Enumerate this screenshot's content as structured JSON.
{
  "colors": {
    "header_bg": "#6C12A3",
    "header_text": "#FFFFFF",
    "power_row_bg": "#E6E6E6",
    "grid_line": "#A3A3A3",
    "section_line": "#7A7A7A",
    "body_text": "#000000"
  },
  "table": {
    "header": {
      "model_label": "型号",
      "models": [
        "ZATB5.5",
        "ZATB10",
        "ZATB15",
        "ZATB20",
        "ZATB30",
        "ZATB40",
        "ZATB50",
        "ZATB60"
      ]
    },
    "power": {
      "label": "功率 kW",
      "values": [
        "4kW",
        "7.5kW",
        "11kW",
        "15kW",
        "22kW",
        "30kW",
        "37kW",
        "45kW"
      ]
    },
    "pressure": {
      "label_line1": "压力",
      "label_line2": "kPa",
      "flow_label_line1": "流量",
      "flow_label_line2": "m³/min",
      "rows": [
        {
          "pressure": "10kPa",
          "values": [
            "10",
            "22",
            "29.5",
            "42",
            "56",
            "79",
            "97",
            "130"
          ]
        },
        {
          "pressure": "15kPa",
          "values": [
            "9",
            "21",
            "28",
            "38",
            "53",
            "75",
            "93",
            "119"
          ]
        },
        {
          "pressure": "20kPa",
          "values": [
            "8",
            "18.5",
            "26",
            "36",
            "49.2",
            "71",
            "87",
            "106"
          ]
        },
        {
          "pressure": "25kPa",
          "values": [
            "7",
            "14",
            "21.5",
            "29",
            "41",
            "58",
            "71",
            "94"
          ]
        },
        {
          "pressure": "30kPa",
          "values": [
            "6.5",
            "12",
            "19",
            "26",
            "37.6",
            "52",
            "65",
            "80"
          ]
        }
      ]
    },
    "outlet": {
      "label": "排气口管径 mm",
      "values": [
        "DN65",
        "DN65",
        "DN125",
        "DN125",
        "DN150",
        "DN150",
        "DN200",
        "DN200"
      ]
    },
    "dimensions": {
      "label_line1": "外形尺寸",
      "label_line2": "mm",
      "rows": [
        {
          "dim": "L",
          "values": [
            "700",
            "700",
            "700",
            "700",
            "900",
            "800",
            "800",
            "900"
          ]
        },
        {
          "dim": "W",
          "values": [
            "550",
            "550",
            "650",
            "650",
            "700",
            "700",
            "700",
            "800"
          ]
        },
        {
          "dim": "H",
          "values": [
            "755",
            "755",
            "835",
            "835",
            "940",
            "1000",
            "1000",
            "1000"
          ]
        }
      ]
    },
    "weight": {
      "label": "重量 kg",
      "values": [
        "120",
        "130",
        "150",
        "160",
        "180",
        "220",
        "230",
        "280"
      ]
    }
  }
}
========
§ **EXERCISE**
Write every entry out again exactly.

§ **RESULT FOR THIS EXERCISE**
Enumerate this screenshot's content as structured JSON.
{
  "colors": {
    "header_bg": "#6C12A3",
    "header_text": "#FFFFFF",
    "power_row_bg": "#E6E6E6",
    "grid_line": "#A3A3A3",
    "section_line": "#7A7A7A",
    "body_text": "#000000"
  },
  "table": {
    "header": {
      "model_label": "型号",
      "models": [
        "ZATB5.5",
        "ZATB10",
        "ZATB15",
        "ZATB20",
        "ZATB30",
        "ZATB40",
        "ZATB50",
        "ZATB60"
      ]
    },
    "power": {
      "label": "功率 kW",
      "values": [
        "4kW",
        "7.5kW",
        "11kW",
        "15kW",
        "22kW",
        "30kW",
        "37kW",
        "45kW"
      ]
    },
    "pressure": {
      "label_line1": "压力",
      "label_line2": "kPa",
      "flow_label_line1": "流量",
      "flow_label_line2": "m³/min",
      "rows": [
        {
          "pressure": "10kPa",
          "values": [
            "10",
            "22",
            "29.5",
            "42",
            "56",
            "79",
            "97",
            "130"
          ]
        },
        {
          "pressure": "15kPa",
          "values": [
            "9",
            "21",
            "28",
            "38",
            "53",
            "75",
            "93",
            "119"
          ]
        },
        {
          "pressure": "20kPa",
          "values": [
            "8",
            "18.5",
            "26",
            "36",
            "49.2",
            "71",
            "87",
            "106"
          ]
        },
        {
          "pressure": "25kPa",
          "values": [
            "7",
            "14",
            "21.5",
            "29",
            "41",
            "58",
            "71",
            "94"
          ]
        },
        {
          "pressure": "30kPa",
          "values": [
            "6.5",
            "12",
            "19",
            "26",
            "37.6",
            "52",
            "65",
            "80"
          ]
        }
      ]
    },
    "outlet": {
      "label": "排气口管径 mm",
      "values": [
        "DN65",
        "DN65",
        "DN125",
        "DN125",
        "DN150",
        "DN150",
        "DN200",
        "DN200"
      ]
    },
    "dimensions": {
      "label_line1": "外形尺寸",
      "label_line2": "mm",
      "rows": [
        {
          "dim": "L",
          "values": [
            "700",
            "700",
            "700",
            "700",
            "900",
            "800",
            "800",
            "900"
          ]
        },
        {
          "dim": "W",
          "values": [
            "550",
            "550",
            "650",
            "650",
            "700",
            "700",
            "700",
            "800"
          ]
        },
        {
          "dim": "H",
          "values": [
            "755",
            "755",
            "835",
            "835",
            "940",
            "1000",
            "1000",
            "1000"
          ]
        }
      ]
    },
    "weight": {
      "label": "重量 kg",
      "values": [
        "120",
        "130",
        "150",
        "160",
        "180",
        "220",
        "230",
        "280"
      ]
    }
  }
}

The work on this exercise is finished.